# WHAT IS REQUIRED
Report every line of the data where the string "ferner" appears.

# Data items
· · ·

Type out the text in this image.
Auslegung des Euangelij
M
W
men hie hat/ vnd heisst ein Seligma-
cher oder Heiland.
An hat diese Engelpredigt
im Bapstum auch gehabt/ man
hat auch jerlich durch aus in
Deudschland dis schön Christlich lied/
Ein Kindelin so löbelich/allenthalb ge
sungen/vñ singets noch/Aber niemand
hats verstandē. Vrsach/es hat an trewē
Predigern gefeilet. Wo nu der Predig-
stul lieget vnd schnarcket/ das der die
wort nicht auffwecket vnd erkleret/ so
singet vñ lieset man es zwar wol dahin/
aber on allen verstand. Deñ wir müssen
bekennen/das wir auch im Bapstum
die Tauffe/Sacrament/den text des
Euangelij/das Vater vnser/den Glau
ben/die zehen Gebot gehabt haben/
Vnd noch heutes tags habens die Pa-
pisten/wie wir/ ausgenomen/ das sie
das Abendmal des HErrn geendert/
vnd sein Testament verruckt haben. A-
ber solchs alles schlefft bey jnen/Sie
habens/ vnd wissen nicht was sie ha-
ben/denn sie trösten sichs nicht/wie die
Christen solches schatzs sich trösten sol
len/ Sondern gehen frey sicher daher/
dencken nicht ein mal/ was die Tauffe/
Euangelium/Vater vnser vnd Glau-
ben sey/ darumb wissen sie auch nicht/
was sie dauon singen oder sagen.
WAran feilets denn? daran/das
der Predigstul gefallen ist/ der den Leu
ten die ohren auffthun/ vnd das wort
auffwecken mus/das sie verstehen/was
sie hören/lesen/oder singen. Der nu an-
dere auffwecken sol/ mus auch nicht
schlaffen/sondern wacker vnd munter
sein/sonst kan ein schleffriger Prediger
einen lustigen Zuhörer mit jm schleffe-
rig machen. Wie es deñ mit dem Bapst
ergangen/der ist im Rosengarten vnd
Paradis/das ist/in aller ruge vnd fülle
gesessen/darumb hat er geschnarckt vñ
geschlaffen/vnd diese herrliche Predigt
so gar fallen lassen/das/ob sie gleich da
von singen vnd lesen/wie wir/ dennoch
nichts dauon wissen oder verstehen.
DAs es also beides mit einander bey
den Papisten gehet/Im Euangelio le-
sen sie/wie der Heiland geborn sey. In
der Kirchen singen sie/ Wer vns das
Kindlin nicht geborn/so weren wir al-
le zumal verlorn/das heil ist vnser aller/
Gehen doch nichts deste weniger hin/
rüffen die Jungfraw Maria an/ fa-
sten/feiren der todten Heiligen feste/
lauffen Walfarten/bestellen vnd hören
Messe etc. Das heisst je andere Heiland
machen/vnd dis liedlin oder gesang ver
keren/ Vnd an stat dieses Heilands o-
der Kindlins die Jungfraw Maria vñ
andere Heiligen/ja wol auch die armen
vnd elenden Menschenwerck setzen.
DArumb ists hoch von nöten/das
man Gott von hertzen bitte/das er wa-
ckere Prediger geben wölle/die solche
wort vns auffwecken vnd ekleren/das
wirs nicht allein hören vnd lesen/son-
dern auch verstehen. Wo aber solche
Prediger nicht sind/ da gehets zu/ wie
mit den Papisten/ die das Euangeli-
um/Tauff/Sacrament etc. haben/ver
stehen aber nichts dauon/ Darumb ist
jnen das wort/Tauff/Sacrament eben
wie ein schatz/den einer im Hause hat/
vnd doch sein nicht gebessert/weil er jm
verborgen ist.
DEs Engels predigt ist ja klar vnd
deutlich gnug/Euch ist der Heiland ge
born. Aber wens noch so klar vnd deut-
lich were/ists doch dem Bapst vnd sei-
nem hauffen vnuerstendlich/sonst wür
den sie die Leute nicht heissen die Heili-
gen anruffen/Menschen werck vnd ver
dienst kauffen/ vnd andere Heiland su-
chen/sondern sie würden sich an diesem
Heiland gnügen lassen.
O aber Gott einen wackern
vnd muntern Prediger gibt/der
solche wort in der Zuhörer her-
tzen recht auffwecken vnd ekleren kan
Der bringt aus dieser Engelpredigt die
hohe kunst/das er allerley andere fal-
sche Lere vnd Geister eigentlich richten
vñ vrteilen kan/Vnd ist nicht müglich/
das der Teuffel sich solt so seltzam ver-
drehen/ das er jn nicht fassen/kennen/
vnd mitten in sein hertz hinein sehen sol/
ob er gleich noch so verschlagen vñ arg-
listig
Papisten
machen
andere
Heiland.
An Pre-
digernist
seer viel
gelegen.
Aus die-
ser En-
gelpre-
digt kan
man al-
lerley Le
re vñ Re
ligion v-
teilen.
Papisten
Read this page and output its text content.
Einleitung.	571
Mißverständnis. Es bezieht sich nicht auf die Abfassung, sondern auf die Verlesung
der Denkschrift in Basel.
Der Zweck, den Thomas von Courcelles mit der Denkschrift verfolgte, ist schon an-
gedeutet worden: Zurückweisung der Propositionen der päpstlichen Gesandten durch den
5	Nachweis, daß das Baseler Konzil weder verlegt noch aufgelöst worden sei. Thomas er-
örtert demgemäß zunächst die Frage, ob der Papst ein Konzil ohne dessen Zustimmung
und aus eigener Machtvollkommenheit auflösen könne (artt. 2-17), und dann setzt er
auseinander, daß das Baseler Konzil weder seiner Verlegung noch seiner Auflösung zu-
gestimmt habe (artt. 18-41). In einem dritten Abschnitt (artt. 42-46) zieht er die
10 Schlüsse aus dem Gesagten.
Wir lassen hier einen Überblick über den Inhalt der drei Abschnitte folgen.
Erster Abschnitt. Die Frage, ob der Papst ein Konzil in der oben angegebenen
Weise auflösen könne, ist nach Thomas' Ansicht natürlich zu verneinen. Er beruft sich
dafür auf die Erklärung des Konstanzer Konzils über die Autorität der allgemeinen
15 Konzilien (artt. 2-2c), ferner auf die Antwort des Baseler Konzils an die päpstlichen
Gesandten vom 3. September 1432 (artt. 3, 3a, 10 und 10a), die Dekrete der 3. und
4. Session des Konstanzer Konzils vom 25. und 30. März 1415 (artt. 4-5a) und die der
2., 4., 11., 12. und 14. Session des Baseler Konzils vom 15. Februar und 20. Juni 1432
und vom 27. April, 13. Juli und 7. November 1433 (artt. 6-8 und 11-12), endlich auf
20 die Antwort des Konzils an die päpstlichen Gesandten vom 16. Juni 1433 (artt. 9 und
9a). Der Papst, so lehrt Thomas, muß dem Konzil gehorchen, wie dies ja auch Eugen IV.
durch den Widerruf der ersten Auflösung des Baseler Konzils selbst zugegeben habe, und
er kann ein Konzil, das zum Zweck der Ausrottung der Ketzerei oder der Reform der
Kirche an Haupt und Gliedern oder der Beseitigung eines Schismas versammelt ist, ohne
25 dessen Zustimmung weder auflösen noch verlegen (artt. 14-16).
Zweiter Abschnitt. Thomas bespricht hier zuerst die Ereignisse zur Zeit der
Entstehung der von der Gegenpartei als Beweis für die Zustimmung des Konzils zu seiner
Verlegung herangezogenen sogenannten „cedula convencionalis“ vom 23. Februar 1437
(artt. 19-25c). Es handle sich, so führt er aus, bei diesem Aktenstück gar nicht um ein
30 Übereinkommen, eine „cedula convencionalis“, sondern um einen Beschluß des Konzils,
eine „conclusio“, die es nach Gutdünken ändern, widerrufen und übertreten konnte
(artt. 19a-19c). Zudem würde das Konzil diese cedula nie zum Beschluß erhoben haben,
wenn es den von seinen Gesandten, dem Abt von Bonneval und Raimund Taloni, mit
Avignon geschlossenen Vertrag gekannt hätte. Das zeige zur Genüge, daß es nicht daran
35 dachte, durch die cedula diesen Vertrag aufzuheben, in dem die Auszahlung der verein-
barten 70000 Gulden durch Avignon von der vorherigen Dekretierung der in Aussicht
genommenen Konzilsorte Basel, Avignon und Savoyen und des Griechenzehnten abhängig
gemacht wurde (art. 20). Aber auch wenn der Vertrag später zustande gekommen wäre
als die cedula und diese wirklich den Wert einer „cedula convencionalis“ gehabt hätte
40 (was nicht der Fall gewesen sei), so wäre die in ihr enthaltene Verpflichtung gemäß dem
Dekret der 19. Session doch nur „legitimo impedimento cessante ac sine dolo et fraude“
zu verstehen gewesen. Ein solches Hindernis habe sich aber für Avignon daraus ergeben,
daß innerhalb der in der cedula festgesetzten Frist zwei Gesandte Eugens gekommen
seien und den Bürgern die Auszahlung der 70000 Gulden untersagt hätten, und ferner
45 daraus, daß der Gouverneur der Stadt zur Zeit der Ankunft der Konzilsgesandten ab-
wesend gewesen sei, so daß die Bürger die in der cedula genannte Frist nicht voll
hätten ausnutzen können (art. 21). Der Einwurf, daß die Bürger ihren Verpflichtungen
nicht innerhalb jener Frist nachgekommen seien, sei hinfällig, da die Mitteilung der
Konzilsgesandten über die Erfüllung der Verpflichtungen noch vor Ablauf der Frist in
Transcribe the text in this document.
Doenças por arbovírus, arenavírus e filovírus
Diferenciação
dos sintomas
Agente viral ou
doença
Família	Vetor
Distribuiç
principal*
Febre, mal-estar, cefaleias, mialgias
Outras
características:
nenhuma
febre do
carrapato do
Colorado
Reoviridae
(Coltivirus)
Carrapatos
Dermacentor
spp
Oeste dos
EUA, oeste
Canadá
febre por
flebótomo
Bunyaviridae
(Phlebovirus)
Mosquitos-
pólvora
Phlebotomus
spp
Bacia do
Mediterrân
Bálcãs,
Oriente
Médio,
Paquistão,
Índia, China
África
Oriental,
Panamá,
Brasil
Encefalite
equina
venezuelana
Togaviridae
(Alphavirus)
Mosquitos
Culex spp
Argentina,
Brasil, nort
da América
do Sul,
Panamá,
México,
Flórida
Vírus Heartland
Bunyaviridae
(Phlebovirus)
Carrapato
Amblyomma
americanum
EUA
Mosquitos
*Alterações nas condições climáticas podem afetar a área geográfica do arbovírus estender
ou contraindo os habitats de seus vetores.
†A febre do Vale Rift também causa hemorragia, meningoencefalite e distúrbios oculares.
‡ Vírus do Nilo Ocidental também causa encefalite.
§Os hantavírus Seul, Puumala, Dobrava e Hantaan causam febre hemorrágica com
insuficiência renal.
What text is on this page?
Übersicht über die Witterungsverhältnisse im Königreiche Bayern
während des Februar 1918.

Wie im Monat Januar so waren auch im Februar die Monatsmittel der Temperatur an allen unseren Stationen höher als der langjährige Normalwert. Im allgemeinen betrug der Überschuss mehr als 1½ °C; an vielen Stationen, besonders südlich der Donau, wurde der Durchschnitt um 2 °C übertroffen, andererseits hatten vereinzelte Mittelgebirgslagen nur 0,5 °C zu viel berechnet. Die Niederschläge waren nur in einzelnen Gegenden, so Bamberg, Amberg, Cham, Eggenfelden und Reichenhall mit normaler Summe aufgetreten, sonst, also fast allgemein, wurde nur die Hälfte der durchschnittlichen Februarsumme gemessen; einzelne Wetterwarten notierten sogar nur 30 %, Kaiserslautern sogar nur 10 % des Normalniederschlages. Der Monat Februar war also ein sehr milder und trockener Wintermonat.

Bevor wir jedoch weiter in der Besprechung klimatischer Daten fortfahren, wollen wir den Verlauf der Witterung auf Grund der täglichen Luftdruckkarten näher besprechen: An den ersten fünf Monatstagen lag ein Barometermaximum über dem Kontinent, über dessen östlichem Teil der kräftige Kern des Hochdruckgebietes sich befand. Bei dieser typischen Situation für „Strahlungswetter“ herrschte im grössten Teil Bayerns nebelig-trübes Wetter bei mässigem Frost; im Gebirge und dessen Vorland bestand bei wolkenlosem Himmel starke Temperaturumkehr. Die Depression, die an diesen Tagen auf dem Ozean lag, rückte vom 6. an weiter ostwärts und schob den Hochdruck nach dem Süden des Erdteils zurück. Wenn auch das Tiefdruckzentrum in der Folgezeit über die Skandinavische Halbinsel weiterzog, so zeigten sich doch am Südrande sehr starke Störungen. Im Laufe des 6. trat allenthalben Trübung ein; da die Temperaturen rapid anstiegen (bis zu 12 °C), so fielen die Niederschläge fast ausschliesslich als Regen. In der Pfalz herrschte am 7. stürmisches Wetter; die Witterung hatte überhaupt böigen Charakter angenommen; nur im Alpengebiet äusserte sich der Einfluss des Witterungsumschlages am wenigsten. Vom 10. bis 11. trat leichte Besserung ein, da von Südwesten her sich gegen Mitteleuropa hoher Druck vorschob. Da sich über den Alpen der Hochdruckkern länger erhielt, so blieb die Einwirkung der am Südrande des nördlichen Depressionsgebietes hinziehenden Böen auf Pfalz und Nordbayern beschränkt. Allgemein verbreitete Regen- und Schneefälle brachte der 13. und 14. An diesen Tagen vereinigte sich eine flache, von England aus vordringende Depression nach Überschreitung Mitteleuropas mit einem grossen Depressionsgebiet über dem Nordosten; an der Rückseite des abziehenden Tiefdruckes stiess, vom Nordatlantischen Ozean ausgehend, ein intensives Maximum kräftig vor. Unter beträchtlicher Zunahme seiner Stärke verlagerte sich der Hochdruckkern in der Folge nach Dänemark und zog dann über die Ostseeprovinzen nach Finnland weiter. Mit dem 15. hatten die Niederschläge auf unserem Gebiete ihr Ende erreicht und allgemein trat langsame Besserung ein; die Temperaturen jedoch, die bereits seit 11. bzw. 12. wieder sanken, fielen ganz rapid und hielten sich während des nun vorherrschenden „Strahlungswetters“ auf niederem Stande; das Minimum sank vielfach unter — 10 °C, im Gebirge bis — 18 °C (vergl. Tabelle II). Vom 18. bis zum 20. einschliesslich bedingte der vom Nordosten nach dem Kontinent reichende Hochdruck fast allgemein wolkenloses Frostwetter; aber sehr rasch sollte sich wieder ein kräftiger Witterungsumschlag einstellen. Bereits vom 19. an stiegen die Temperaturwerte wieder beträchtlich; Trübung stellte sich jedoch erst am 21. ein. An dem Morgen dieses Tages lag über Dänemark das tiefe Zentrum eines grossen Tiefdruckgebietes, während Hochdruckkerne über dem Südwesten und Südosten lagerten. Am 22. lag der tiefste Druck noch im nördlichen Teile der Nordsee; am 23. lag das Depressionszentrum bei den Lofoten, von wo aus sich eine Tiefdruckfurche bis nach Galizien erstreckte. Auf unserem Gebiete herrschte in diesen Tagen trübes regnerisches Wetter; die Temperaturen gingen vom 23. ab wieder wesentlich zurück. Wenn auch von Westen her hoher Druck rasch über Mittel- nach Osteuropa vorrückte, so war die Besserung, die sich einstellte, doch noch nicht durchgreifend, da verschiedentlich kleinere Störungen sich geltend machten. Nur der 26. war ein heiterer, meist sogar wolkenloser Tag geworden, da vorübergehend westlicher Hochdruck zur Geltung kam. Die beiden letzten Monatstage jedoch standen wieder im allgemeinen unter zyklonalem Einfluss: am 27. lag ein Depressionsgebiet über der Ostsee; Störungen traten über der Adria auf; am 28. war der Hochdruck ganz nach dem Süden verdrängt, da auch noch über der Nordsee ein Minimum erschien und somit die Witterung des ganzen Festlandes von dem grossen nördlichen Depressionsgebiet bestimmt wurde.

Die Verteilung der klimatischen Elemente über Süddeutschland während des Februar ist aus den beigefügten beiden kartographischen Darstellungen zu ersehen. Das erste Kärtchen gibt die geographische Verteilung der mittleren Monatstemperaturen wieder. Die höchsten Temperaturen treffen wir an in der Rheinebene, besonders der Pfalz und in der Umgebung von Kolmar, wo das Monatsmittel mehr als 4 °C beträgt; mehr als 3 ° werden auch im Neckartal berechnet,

· · ·

# ANSWER AREA
15 Konzilien (artt. 2-2c), ferner auf die Antwort des Baseler Konzils an die päpstlichen
seien und den Bürgern die Auszahlung der 70000 Gulden untersagt hätten, und ferner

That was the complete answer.